**What this task involves:** Copy the following items verbatim, leaving out the pictures.

**Data to process:**
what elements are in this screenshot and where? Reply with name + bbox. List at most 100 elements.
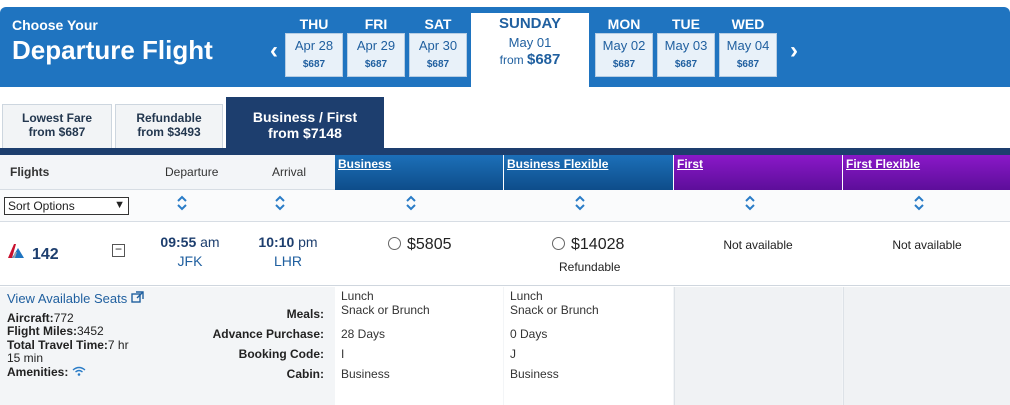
business-advance: 28 Days: [341, 327, 386, 341]
sort-business-flexible-icon[interactable]: [573, 195, 587, 212]
day-mon[interactable]: MON May 02 $687: [595, 16, 653, 77]
business-booking-code: I: [341, 347, 345, 361]
flight-number: 142: [32, 246, 59, 263]
aircraft-value: 772: [53, 311, 74, 325]
wifi-icon: [72, 365, 86, 379]
day-price: $687: [302, 59, 326, 70]
departure-airport: JFK: [177, 253, 203, 269]
day-fri[interactable]: FRI Apr 29 $687: [347, 16, 405, 77]
sort-first-flexible-icon[interactable]: [912, 195, 926, 212]
tab-refundable[interactable]: Refundable from $3493: [115, 104, 223, 148]
day-name: SAT: [424, 16, 452, 32]
tab-price: from $7148: [268, 125, 342, 141]
sort-business-icon[interactable]: [404, 195, 418, 212]
day-price: $687: [736, 59, 760, 70]
sort-arrival-icon[interactable]: [273, 195, 287, 212]
fare-business-flexible[interactable]: $14028: [552, 236, 624, 254]
prev-dates-chevron-icon[interactable]: ‹: [270, 37, 278, 64]
cabin-header-first-flexible[interactable]: First Flexible: [843, 155, 1010, 190]
business-meals-1: Lunch: [341, 289, 374, 303]
tab-lowest-fare[interactable]: Lowest Fare from $687: [2, 104, 112, 148]
dep-time-value: 09:55: [160, 234, 197, 250]
chevron-down-icon: ▼: [114, 199, 125, 211]
sort-departure-icon[interactable]: [175, 195, 189, 212]
cabin-header-business-flexible[interactable]: Business Flexible: [504, 155, 673, 190]
day-price: $687: [364, 59, 388, 70]
sort-first-icon[interactable]: [743, 195, 757, 212]
price-value: $687: [526, 51, 561, 68]
refundable-note: Refundable: [559, 260, 621, 274]
day-date: Apr 30: [418, 38, 458, 53]
business-flexible-booking-code: J: [510, 347, 516, 361]
arr-ampm: pm: [298, 234, 318, 250]
meals-label: Meals:: [286, 307, 324, 321]
day-price: $687: [426, 59, 450, 70]
fare-first-unavailable: Not available: [723, 238, 793, 252]
arr-time-value: 10:10: [258, 234, 295, 250]
day-box[interactable]: May 04 $687: [719, 33, 777, 77]
fare-price: $14028: [571, 236, 625, 253]
day-date: Apr 29: [356, 38, 396, 53]
details-business-flexible-column: [504, 287, 673, 405]
view-available-seats-link[interactable]: View Available Seats: [7, 291, 144, 306]
date-header: Choose Your Departure Flight ‹ THU Apr 2…: [0, 7, 1010, 87]
tab-divider: [0, 148, 1010, 155]
day-box[interactable]: Apr 30 $687: [409, 33, 467, 77]
tab-price: from $3493: [137, 125, 201, 139]
fare-price: $5805: [407, 236, 452, 253]
collapse-details-button[interactable]: −: [112, 243, 125, 257]
day-date: May 02: [602, 38, 646, 53]
fare-radio[interactable]: [552, 237, 565, 250]
tab-label: Business / First: [252, 109, 358, 125]
day-thu[interactable]: THU Apr 28 $687: [285, 16, 343, 77]
fare-business[interactable]: $5805: [388, 236, 452, 254]
day-box[interactable]: Apr 28 $687: [285, 33, 343, 77]
day-name: MON: [607, 16, 641, 32]
tab-business-first[interactable]: Business / First from $7148: [226, 97, 384, 148]
fare-radio[interactable]: [388, 237, 401, 250]
details-business-column: [335, 287, 503, 405]
cabin-header-business[interactable]: Business: [335, 155, 503, 190]
business-flexible-meals-1: Lunch: [510, 289, 543, 303]
travel-time-value: 7 hr: [107, 338, 129, 352]
flights-header: Flights: [10, 165, 50, 179]
day-tue[interactable]: TUE May 03 $687: [657, 16, 715, 77]
arrival-header: Arrival: [272, 165, 307, 179]
view-seats-label: View Available Seats: [7, 291, 128, 306]
day-box[interactable]: May 03 $687: [657, 33, 715, 77]
flight-row: 142 − 09:55 am JFK 10:10 pm LHR $5805 $1…: [0, 222, 1010, 286]
next-dates-chevron-icon[interactable]: ›: [790, 37, 798, 64]
day-wed[interactable]: WED May 04 $687: [719, 16, 777, 77]
day-box[interactable]: May 02 $687: [595, 33, 653, 77]
travel-time-info-cont: 15 min: [7, 351, 44, 365]
sort-options-select[interactable]: Sort Options ▼: [4, 197, 129, 215]
day-name: FRI: [364, 16, 388, 32]
details-first-flexible-column: [843, 287, 1010, 405]
fare-first-flexible-unavailable: Not available: [892, 238, 962, 252]
selected-day-name: SUNDAY: [499, 15, 561, 32]
selected-day-price: from $687: [471, 51, 589, 68]
day-date: May 03: [664, 38, 708, 53]
day-date: May 04: [726, 38, 770, 53]
day-box[interactable]: Apr 29 $687: [347, 33, 405, 77]
travel-time-label: Total Travel Time:: [7, 338, 108, 352]
airline-logo-icon: [6, 242, 26, 265]
tab-label: Refundable: [136, 111, 202, 125]
booking-code-label: Booking Code:: [238, 347, 324, 361]
departure-time: 09:55 am: [150, 234, 230, 250]
departure-header: Departure: [165, 165, 219, 179]
business-cabin: Business: [341, 367, 390, 381]
cabin-header-first[interactable]: First: [674, 155, 842, 190]
day-price: $687: [674, 59, 698, 70]
sort-options-label: Sort Options: [8, 199, 75, 213]
advance-purchase-label: Advance Purchase:: [212, 327, 324, 341]
price-prefix: from: [499, 53, 524, 67]
tab-price: from $687: [28, 125, 86, 139]
business-flexible-advance: 0 Days: [510, 327, 548, 341]
business-flexible-cabin: Business: [510, 367, 559, 381]
aircraft-info: Aircraft:772: [7, 311, 74, 325]
day-sat[interactable]: SAT Apr 30 $687: [409, 16, 467, 77]
selected-day-sunday[interactable]: SUNDAY May 01 from $687: [471, 7, 589, 87]
amenities-info: Amenities:: [7, 365, 86, 379]
arrival-time: 10:10 pm: [248, 234, 328, 250]
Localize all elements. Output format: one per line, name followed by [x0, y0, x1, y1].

**Result of the task:**
what elements are in this screenshot and where? Reply with name + bbox. List at most 100 elements.
business-advance: 28 Days: [341, 327, 386, 341]
sort-business-flexible-icon[interactable]: [573, 195, 587, 212]
day-mon[interactable]: MON May 02 $687: [595, 16, 653, 77]
business-booking-code: I: [341, 347, 345, 361]
flight-number: 142: [32, 246, 59, 263]
aircraft-value: 772: [53, 311, 74, 325]
wifi-icon: [72, 365, 86, 379]
day-price: $687: [302, 59, 326, 70]
departure-airport: JFK: [177, 253, 203, 269]
day-fri[interactable]: FRI Apr 29 $687: [347, 16, 405, 77]
sort-first-flexible-icon[interactable]: [912, 195, 926, 212]
tab-refundable[interactable]: Refundable from $3493: [115, 104, 223, 148]
day-name: SAT: [424, 16, 452, 32]
tab-price: from $7148: [268, 125, 342, 141]
sort-business-icon[interactable]: [404, 195, 418, 212]
day-price: $687: [736, 59, 760, 70]
sort-arrival-icon[interactable]: [273, 195, 287, 212]
fare-business-flexible[interactable]: $14028: [552, 236, 624, 254]
prev-dates-chevron-icon[interactable]: ‹: [270, 37, 278, 64]
cabin-header-first-flexible[interactable]: First Flexible: [843, 155, 1010, 190]
business-meals-1: Lunch: [341, 289, 374, 303]
tab-lowest-fare[interactable]: Lowest Fare from $687: [2, 104, 112, 148]
dep-time-value: 09:55: [160, 234, 197, 250]
chevron-down-icon: ▼: [114, 199, 125, 211]
sort-departure-icon[interactable]: [175, 195, 189, 212]
cabin-header-business-flexible[interactable]: Business Flexible: [504, 155, 673, 190]
day-price: $687: [364, 59, 388, 70]
sort-first-icon[interactable]: [743, 195, 757, 212]
price-value: $687: [526, 51, 561, 68]
refundable-note: Refundable: [559, 260, 621, 274]
day-date: Apr 30: [418, 38, 458, 53]
business-flexible-booking-code: J: [510, 347, 516, 361]
arr-ampm: pm: [298, 234, 318, 250]
meals-label: Meals:: [286, 307, 324, 321]
day-price: $687: [426, 59, 450, 70]
fare-first-unavailable: Not available: [723, 238, 793, 252]
arr-time-value: 10:10: [258, 234, 295, 250]
day-box[interactable]: May 04 $687: [719, 33, 777, 77]
fare-price: $14028: [571, 236, 625, 253]
day-date: Apr 29: [356, 38, 396, 53]
details-business-flexible-column: [504, 287, 673, 405]
view-available-seats-link[interactable]: View Available Seats: [7, 291, 144, 306]
date-header: Choose Your Departure Flight ‹ THU Apr 2…: [0, 7, 1010, 87]
tab-divider: [0, 148, 1010, 155]
day-box[interactable]: Apr 30 $687: [409, 33, 467, 77]
tab-price: from $3493: [137, 125, 201, 139]
fare-price: $5805: [407, 236, 452, 253]
collapse-details-button[interactable]: −: [112, 243, 125, 257]
day-date: May 02: [602, 38, 646, 53]
fare-radio[interactable]: [552, 237, 565, 250]
tab-label: Business / First: [252, 109, 358, 125]
day-thu[interactable]: THU Apr 28 $687: [285, 16, 343, 77]
fare-business[interactable]: $5805: [388, 236, 452, 254]
day-box[interactable]: Apr 28 $687: [285, 33, 343, 77]
day-name: MON: [607, 16, 641, 32]
tab-business-first[interactable]: Business / First from $7148: [226, 97, 384, 148]
fare-radio[interactable]: [388, 237, 401, 250]
details-business-column: [335, 287, 503, 405]
cabin-header-business[interactable]: Business: [335, 155, 503, 190]
business-flexible-meals-1: Lunch: [510, 289, 543, 303]
travel-time-value: 7 hr: [107, 338, 129, 352]
flights-header: Flights: [10, 165, 50, 179]
day-tue[interactable]: TUE May 03 $687: [657, 16, 715, 77]
arrival-header: Arrival: [272, 165, 307, 179]
view-seats-label: View Available Seats: [7, 291, 128, 306]
day-box[interactable]: May 03 $687: [657, 33, 715, 77]
flight-row: 142 − 09:55 am JFK 10:10 pm LHR $5805 $1…: [0, 222, 1010, 286]
next-dates-chevron-icon[interactable]: ›: [790, 37, 798, 64]
day-wed[interactable]: WED May 04 $687: [719, 16, 777, 77]
day-box[interactable]: May 02 $687: [595, 33, 653, 77]
travel-time-info-cont: 15 min: [7, 351, 44, 365]
sort-options-select[interactable]: Sort Options ▼: [4, 197, 129, 215]
day-name: FRI: [364, 16, 388, 32]
details-first-flexible-column: [843, 287, 1010, 405]
fare-first-flexible-unavailable: Not available: [892, 238, 962, 252]
selected-day-name: SUNDAY: [499, 15, 561, 32]
selected-day-price: from $687: [471, 51, 589, 68]
day-date: May 03: [664, 38, 708, 53]
day-date: May 04: [726, 38, 770, 53]
day-box[interactable]: Apr 29 $687: [347, 33, 405, 77]
travel-time-label: Total Travel Time:: [7, 338, 108, 352]
airline-logo-icon: [6, 242, 26, 265]
tab-label: Refundable: [136, 111, 202, 125]
booking-code-label: Booking Code:: [238, 347, 324, 361]
departure-time: 09:55 am: [150, 234, 230, 250]
departure-header: Departure: [165, 165, 219, 179]
business-cabin: Business: [341, 367, 390, 381]
cabin-header-first[interactable]: First: [674, 155, 842, 190]
day-price: $687: [674, 59, 698, 70]
sort-options-label: Sort Options: [8, 199, 75, 213]
advance-purchase-label: Advance Purchase:: [212, 327, 324, 341]
price-prefix: from: [499, 53, 524, 67]
tab-price: from $687: [28, 125, 86, 139]
business-flexible-advance: 0 Days: [510, 327, 548, 341]
business-flexible-cabin: Business: [510, 367, 559, 381]
aircraft-info: Aircraft:772: [7, 311, 74, 325]
day-sat[interactable]: SAT Apr 30 $687: [409, 16, 467, 77]
selected-day-sunday[interactable]: SUNDAY May 01 from $687: [471, 7, 589, 87]
amenities-info: Amenities:: [7, 365, 86, 379]
arrival-time: 10:10 pm: [248, 234, 328, 250]
Localize all elements. Output format: one per line, name followed by [x0, y0, x1, y1].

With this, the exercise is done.